Stated goal: For each line in the data below that holds "初级骑兵攻击", return a copy.

Extracted entries:
☆ ☆ ☆ ☆

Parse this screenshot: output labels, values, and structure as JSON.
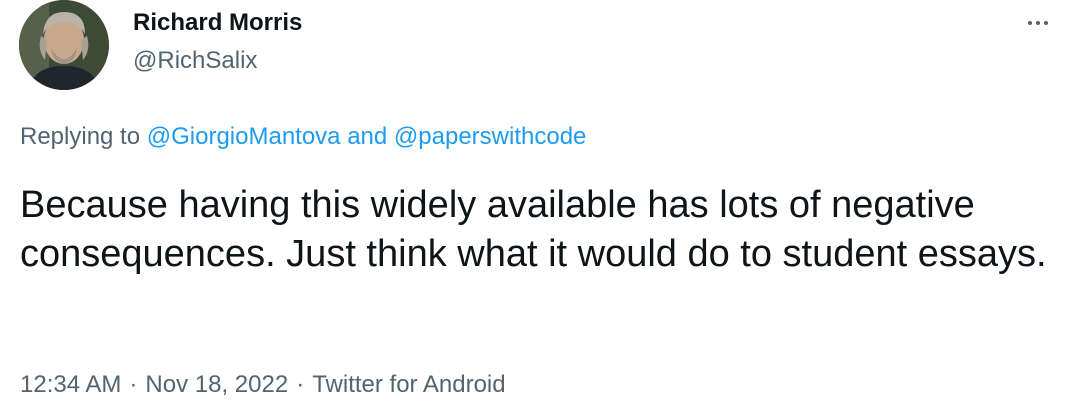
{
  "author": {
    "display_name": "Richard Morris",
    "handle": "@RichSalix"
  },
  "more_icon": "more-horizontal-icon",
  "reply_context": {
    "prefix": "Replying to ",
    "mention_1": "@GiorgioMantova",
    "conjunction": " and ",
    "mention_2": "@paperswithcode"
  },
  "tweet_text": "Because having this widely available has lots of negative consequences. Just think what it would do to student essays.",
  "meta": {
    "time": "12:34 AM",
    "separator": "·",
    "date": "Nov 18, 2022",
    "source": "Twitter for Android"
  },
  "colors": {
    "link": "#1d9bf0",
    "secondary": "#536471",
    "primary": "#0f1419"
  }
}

☆ ☆ ☆ ☆

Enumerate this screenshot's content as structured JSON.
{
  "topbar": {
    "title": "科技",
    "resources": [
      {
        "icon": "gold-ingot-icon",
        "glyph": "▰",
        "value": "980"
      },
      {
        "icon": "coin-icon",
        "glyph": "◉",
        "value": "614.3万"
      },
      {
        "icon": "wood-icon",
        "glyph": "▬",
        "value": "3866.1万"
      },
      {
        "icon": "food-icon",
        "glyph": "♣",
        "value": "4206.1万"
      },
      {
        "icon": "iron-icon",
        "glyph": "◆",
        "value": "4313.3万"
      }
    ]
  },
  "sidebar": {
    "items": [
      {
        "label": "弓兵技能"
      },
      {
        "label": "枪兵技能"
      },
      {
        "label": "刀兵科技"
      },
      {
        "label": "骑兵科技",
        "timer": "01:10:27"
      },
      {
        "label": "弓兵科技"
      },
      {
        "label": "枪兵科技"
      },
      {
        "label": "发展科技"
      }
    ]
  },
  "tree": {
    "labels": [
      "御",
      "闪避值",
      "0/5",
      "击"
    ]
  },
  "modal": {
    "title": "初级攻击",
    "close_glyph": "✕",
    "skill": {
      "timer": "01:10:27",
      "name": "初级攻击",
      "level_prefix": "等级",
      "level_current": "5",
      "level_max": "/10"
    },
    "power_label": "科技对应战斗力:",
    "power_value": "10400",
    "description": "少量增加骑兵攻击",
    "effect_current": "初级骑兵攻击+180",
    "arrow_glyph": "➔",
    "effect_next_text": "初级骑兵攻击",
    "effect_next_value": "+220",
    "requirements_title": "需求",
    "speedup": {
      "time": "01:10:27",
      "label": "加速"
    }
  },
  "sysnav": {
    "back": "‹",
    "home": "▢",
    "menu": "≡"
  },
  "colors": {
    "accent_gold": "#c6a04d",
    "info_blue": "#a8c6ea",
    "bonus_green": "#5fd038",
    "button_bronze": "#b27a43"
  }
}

☆ ☆ ☆ ☆

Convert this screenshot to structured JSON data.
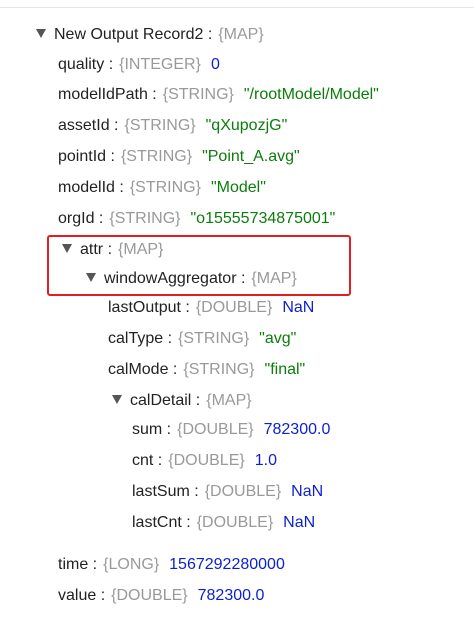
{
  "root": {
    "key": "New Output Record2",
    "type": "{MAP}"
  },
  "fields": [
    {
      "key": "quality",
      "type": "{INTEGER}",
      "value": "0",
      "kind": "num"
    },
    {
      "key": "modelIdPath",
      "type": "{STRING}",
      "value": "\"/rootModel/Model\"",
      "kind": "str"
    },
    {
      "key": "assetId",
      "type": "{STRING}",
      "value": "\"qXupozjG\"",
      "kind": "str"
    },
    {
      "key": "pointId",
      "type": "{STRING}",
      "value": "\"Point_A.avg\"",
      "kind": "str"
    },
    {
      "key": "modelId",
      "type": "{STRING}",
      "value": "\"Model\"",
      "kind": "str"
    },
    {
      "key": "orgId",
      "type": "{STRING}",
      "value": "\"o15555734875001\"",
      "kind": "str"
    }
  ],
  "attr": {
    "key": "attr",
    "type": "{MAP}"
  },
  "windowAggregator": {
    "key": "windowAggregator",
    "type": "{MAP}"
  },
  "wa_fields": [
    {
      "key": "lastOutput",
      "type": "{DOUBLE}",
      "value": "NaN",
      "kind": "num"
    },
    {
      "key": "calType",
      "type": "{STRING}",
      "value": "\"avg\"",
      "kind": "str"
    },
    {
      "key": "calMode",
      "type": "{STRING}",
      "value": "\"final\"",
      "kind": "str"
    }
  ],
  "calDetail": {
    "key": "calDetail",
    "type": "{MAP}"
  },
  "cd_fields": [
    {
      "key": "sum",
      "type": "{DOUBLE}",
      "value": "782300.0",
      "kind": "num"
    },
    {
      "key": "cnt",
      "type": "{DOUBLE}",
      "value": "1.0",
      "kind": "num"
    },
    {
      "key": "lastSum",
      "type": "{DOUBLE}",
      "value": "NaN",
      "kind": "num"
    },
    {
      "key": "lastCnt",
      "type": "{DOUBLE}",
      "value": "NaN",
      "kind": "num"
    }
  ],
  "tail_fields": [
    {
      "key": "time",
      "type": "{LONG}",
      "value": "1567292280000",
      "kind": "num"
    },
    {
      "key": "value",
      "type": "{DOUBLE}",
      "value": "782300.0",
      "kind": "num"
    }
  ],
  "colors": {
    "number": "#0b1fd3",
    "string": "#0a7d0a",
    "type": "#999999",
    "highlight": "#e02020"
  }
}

☆ ☆ ☆ ☆

Exercise result:
    "effect_current": "初级骑兵攻击+180",
    "effect_next_text": "初级骑兵攻击",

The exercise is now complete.